**AIM OF THE EXERCISE**
From the listing below, copy every line with the word "Width".

[Rows from a figure dataset]
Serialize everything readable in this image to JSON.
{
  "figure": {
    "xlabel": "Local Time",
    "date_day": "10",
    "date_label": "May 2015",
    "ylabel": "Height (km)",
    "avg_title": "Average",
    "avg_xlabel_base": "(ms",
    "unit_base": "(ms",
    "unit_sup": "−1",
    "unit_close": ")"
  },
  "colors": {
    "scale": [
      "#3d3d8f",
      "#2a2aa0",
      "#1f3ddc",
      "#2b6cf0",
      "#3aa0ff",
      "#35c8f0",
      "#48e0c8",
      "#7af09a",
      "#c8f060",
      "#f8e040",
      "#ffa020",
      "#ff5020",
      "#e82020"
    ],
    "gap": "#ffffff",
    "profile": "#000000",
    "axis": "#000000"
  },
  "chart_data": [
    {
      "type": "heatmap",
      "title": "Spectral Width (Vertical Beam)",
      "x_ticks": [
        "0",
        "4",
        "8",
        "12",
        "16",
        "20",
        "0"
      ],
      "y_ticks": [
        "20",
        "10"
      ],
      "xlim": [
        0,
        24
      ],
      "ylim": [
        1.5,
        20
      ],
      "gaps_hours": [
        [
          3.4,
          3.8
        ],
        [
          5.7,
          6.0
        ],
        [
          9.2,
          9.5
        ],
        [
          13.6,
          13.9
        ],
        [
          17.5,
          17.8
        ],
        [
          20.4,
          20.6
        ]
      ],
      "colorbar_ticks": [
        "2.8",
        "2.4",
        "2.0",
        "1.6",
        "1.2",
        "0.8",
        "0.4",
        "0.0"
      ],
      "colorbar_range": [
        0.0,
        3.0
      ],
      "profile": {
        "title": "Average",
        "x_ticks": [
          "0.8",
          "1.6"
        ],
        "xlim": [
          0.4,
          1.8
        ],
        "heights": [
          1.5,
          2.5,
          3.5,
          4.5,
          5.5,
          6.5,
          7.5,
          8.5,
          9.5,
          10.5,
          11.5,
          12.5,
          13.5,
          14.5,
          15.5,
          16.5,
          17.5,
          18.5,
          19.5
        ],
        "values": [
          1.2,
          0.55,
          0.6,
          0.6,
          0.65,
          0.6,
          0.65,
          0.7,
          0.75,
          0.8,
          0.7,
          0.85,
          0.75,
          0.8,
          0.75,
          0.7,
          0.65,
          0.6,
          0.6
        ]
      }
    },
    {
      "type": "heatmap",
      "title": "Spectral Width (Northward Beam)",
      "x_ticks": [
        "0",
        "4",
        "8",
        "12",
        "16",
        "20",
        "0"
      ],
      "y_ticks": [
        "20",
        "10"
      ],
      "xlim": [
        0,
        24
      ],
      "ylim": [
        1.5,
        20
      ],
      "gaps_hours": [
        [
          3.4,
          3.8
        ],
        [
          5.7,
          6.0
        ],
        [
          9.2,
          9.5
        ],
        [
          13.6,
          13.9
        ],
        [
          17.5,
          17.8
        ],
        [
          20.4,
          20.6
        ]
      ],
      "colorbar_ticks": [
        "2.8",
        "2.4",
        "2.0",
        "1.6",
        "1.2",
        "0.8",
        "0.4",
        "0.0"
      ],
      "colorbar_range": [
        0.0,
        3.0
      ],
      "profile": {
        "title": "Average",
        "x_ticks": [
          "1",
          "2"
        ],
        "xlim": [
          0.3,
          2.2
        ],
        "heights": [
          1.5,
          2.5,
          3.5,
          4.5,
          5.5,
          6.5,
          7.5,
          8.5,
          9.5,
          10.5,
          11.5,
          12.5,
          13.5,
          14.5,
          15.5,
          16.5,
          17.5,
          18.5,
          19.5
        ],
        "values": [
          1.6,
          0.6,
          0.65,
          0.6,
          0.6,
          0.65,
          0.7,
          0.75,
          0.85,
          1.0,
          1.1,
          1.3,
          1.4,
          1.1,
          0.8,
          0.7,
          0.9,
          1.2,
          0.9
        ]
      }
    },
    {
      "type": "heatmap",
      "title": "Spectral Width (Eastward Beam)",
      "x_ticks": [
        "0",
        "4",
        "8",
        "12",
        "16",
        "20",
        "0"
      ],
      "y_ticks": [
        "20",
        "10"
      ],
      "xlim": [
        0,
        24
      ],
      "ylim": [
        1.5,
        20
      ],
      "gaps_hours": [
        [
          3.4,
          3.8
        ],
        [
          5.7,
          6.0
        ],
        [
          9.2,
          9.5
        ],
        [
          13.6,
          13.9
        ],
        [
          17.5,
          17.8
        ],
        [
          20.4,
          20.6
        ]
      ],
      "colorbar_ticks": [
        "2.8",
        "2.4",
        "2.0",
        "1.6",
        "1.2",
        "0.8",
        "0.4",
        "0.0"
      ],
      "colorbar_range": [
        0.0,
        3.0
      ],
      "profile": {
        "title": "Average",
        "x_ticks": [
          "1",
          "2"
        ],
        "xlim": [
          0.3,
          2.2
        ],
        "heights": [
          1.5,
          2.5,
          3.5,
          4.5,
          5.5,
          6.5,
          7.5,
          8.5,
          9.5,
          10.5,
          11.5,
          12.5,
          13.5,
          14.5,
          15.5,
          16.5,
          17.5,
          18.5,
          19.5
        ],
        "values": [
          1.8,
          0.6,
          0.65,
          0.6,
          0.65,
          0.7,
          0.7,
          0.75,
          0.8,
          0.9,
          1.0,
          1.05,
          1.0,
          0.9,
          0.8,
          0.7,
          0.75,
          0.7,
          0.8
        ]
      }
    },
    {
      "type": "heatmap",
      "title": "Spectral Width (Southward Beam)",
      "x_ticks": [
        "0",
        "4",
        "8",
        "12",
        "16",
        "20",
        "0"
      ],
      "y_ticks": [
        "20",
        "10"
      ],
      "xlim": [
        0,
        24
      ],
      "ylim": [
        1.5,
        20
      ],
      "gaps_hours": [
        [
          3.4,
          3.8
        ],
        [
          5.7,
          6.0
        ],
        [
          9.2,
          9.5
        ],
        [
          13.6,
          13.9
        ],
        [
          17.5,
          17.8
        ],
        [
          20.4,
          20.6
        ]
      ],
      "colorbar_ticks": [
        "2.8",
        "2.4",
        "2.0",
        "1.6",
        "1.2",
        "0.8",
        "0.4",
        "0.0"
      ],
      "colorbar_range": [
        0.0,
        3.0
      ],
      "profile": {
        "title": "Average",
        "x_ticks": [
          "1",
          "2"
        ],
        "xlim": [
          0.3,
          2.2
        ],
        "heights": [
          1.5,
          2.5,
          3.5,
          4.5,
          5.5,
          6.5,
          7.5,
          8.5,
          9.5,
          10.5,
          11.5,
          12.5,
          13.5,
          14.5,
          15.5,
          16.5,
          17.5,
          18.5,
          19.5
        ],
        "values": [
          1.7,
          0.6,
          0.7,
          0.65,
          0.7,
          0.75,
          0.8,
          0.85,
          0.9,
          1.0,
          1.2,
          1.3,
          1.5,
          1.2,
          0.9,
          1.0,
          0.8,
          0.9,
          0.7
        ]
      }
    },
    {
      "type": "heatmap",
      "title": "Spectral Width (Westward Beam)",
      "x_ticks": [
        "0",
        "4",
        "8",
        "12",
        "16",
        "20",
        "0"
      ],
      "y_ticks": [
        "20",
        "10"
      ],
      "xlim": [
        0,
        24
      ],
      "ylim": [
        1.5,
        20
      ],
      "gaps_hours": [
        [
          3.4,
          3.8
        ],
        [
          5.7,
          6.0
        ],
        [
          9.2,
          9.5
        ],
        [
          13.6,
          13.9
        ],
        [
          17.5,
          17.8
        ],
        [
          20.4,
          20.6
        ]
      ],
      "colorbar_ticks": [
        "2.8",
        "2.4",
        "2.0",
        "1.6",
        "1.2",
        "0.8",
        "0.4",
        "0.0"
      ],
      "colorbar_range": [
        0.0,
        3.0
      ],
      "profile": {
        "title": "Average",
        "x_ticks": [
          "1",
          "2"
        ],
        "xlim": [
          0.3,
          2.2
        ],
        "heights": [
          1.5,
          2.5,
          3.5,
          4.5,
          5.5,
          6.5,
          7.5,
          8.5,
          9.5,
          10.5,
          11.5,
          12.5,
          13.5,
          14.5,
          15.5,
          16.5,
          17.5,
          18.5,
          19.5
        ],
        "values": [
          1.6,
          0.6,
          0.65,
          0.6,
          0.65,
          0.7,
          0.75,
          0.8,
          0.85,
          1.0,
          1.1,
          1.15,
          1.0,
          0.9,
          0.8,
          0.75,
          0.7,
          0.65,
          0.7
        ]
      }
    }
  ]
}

**CORRECT ANSWER**
      "title": "Spectral Width (Vertical Beam)",
      "title": "Spectral Width (Northward Beam)",
      "title": "Spectral Width (Eastward Beam)",
      "title": "Spectral Width (Southward Beam)",
      "title": "Spectral Width (Westward Beam)",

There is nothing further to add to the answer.